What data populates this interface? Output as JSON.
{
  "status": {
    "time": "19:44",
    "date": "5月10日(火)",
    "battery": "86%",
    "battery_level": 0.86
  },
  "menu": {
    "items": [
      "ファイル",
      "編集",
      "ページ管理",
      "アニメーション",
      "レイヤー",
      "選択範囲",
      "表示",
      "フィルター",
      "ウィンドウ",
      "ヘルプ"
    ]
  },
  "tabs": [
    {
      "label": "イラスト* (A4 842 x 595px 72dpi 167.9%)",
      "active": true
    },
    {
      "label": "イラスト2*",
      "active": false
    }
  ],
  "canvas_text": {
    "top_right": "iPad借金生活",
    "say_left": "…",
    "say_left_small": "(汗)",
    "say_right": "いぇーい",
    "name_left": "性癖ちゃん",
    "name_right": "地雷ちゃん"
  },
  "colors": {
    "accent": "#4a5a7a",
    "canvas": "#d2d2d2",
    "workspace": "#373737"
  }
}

_AIM_
Copy the records above exactly as they appear.

_EXERCISE ANSWER_
What data populates this interface? Output as JSON.
{
  "status": {
    "time": "19:44",
    "date": "5月10日(火)",
    "battery": "86%",
    "battery_level": 0.86
  },
  "menu": {
    "items": [
      "ファイル",
      "編集",
      "ページ管理",
      "アニメーション",
      "レイヤー",
      "選択範囲",
      "表示",
      "フィルター",
      "ウィンドウ",
      "ヘルプ"
    ]
  },
  "tabs": [
    {
      "label": "イラスト* (A4 842 x 595px 72dpi 167.9%)",
      "active": true
    },
    {
      "label": "イラスト2*",
      "active": false
    }
  ],
  "canvas_text": {
    "top_right": "iPad借金生活",
    "say_left": "…",
    "say_left_small": "(汗)",
    "say_right": "いぇーい",
    "name_left": "性癖ちゃん",
    "name_right": "地雷ちゃん"
  },
  "colors": {
    "accent": "#4a5a7a",
    "canvas": "#d2d2d2",
    "workspace": "#373737"
  }
}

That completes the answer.